(EXERCISE): Find every line in the entries below that contains the string "legend", matching case exactly, and copy each such line in full.

(SUPPLIED RECORDS):
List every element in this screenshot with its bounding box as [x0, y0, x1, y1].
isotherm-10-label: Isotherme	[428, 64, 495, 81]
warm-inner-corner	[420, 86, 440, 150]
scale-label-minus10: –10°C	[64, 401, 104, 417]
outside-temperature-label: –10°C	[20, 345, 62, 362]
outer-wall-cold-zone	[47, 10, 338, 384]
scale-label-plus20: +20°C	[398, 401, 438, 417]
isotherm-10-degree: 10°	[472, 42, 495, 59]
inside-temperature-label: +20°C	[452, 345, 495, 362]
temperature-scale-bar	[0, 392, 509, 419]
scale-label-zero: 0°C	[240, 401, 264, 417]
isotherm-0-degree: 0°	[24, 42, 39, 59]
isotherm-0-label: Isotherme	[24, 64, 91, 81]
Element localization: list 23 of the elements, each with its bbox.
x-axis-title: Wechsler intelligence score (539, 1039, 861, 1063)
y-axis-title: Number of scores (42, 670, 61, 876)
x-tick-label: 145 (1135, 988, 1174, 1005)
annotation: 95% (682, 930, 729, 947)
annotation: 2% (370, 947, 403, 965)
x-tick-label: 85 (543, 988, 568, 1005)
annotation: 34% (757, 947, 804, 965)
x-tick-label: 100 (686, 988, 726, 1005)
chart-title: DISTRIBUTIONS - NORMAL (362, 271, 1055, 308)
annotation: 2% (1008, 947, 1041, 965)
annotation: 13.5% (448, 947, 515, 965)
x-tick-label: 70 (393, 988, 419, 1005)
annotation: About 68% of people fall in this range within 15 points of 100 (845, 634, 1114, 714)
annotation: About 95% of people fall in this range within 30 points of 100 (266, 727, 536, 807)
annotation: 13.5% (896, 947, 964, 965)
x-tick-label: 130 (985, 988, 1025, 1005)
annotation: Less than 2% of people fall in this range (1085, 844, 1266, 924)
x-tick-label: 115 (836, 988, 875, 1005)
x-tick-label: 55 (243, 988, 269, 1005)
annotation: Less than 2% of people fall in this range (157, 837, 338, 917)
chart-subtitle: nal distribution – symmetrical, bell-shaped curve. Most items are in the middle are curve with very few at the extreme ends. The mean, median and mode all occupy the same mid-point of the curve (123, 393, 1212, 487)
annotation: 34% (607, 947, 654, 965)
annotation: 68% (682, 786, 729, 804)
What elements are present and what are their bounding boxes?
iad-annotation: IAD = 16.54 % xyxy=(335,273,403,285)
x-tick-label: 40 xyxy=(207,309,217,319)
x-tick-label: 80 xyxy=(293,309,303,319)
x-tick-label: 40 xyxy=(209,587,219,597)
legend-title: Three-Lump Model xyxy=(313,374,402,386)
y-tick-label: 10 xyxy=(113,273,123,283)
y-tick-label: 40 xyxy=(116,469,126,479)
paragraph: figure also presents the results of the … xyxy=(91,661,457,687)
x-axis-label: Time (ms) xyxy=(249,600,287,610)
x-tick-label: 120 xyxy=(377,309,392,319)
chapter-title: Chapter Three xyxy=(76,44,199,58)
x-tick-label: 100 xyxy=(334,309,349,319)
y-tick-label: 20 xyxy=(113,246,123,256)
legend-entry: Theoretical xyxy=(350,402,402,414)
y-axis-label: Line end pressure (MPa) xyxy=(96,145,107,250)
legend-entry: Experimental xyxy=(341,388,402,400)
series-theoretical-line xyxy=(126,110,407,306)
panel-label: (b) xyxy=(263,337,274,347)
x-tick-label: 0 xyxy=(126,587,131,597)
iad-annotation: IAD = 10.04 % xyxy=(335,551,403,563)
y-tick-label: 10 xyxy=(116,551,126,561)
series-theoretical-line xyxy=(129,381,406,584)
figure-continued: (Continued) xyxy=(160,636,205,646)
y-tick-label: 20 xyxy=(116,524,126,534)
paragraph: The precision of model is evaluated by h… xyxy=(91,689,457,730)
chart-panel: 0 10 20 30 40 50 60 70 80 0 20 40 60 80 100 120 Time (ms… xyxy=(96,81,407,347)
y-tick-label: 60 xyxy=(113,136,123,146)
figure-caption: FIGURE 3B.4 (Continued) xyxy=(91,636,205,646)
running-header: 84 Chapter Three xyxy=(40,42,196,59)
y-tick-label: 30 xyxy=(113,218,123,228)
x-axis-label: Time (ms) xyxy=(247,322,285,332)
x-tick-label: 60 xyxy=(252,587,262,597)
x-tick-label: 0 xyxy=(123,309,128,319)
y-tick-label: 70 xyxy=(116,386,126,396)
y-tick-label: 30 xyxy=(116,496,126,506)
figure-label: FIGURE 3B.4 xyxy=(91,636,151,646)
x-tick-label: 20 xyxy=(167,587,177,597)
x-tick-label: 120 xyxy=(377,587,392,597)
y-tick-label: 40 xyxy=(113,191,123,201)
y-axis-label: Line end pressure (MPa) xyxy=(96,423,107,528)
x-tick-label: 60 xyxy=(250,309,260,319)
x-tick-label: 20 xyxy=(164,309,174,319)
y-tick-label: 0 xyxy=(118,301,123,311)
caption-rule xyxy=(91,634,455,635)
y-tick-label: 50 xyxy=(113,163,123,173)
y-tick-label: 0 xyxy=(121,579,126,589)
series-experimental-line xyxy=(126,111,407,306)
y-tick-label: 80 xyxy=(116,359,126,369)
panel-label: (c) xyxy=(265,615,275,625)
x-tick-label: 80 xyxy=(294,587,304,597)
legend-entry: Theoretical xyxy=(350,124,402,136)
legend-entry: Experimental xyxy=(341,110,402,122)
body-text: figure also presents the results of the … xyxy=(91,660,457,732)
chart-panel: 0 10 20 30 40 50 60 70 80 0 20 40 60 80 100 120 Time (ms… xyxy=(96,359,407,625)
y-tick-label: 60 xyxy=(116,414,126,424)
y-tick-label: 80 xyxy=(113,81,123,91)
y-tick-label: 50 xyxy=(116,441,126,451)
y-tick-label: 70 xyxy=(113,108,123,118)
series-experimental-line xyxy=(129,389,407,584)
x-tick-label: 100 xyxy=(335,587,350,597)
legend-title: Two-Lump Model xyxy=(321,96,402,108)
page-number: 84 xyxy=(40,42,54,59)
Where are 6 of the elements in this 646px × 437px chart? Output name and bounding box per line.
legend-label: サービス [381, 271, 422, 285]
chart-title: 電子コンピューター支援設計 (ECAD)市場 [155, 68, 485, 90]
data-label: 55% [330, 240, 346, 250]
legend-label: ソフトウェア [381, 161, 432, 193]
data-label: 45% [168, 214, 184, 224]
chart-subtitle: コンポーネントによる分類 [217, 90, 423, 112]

(EXERCISE SOLUTION):
legend-title: Three-Lump Model xyxy=(313,374,402,386)
legend-entry: Theoretical xyxy=(350,402,402,414)
legend-entry: Experimental xyxy=(341,388,402,400)
legend-entry: Theoretical xyxy=(350,124,402,136)
legend-entry: Experimental xyxy=(341,110,402,122)
legend-title: Two-Lump Model xyxy=(321,96,402,108)
legend-label: サービス [381, 271, 422, 285]
legend-label: ソフトウェア [381, 161, 432, 193]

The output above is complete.